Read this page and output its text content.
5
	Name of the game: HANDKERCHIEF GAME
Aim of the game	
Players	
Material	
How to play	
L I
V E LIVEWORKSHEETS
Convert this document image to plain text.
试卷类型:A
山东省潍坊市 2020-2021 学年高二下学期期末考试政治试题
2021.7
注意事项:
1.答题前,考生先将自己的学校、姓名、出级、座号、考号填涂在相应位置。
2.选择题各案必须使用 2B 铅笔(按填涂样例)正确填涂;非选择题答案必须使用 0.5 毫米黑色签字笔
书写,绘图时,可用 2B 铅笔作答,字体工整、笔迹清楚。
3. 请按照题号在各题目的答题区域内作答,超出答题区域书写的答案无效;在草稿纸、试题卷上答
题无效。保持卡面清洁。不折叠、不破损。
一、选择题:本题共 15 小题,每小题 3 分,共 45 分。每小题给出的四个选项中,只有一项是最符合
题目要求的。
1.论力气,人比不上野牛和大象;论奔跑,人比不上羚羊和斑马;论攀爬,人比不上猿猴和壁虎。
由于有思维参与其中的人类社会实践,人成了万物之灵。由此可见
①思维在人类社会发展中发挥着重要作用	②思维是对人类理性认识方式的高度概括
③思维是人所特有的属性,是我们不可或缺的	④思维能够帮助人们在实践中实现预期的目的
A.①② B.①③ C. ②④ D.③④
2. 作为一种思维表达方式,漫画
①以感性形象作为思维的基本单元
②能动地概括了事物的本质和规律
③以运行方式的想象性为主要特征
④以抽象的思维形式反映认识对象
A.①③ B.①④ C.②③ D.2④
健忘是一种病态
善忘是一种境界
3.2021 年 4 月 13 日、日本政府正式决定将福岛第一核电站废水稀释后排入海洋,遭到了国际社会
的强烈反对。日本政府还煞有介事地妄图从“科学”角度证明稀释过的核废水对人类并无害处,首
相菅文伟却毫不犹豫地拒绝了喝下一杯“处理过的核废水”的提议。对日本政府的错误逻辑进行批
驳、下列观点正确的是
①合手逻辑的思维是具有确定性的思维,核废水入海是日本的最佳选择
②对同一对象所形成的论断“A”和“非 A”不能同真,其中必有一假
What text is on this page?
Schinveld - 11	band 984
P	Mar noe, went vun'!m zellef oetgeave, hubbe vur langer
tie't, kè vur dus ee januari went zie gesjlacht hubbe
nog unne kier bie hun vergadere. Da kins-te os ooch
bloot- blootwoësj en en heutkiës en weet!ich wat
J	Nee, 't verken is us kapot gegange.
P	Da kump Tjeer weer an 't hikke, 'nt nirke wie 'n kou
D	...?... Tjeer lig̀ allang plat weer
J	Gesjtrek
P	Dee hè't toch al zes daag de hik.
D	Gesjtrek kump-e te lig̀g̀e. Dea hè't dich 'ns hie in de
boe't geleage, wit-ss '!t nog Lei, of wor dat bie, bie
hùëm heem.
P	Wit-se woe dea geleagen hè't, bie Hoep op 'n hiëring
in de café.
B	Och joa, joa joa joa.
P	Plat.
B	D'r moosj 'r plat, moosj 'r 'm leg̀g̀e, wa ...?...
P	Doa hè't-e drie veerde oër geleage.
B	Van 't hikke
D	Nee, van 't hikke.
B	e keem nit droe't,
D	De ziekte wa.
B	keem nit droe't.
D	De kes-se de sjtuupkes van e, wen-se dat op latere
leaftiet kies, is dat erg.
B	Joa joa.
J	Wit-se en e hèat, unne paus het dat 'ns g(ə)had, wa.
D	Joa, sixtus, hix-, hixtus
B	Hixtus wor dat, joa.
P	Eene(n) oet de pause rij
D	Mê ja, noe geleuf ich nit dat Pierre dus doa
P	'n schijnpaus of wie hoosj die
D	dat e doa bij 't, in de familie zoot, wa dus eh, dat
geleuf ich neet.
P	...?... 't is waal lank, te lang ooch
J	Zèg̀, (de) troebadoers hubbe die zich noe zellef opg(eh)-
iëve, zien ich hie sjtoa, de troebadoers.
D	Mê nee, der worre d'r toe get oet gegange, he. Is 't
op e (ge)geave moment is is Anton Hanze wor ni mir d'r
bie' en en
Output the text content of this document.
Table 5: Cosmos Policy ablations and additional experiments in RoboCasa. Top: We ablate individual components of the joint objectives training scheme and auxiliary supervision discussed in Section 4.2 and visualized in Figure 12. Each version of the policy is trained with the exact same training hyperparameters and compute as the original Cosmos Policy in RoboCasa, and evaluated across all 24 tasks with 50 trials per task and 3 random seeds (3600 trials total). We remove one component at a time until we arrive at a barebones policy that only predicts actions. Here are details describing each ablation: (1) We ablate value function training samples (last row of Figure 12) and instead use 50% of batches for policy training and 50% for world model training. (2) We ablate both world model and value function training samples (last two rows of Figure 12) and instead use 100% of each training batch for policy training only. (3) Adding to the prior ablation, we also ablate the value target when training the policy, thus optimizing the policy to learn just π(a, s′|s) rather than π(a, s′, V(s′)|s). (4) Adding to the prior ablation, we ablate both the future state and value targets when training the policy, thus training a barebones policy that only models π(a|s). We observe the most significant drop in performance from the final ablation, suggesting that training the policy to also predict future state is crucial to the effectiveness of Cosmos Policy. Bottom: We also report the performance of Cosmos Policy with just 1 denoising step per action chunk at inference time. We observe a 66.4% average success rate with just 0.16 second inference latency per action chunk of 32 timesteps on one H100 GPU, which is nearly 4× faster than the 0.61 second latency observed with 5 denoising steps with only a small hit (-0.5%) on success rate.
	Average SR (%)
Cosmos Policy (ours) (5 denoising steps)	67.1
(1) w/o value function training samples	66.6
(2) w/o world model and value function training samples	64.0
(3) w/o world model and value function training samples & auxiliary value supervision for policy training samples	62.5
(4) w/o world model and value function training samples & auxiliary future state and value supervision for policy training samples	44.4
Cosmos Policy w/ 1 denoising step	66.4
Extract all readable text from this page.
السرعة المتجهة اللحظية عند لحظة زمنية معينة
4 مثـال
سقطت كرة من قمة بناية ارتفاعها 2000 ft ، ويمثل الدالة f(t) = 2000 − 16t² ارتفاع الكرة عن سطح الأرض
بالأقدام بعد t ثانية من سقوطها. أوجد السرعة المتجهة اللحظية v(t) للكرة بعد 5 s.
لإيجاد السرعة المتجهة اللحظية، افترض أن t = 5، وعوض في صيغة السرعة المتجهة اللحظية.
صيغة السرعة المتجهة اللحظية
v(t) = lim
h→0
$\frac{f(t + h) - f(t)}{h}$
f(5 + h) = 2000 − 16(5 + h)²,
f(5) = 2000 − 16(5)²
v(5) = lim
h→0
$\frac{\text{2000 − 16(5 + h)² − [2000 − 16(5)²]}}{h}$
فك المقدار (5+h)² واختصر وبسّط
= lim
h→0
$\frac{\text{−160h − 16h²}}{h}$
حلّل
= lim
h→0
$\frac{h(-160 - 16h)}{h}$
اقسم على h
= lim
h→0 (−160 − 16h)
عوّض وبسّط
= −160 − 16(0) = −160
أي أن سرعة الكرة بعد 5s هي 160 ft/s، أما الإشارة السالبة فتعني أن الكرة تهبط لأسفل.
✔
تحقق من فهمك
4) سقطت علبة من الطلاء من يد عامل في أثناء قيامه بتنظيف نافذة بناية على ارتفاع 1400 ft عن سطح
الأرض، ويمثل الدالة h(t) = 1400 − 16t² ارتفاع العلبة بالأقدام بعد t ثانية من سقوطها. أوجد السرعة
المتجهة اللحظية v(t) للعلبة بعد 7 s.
——————
### WHAT THE TASK REQUIRES
Find every line above that contains the word "ooch", and return each one.

### TASK RESULT
nog unne kier bie hun vergadere. Da kins-te os ooch
P	...?... 't is waal lank, te lang ooch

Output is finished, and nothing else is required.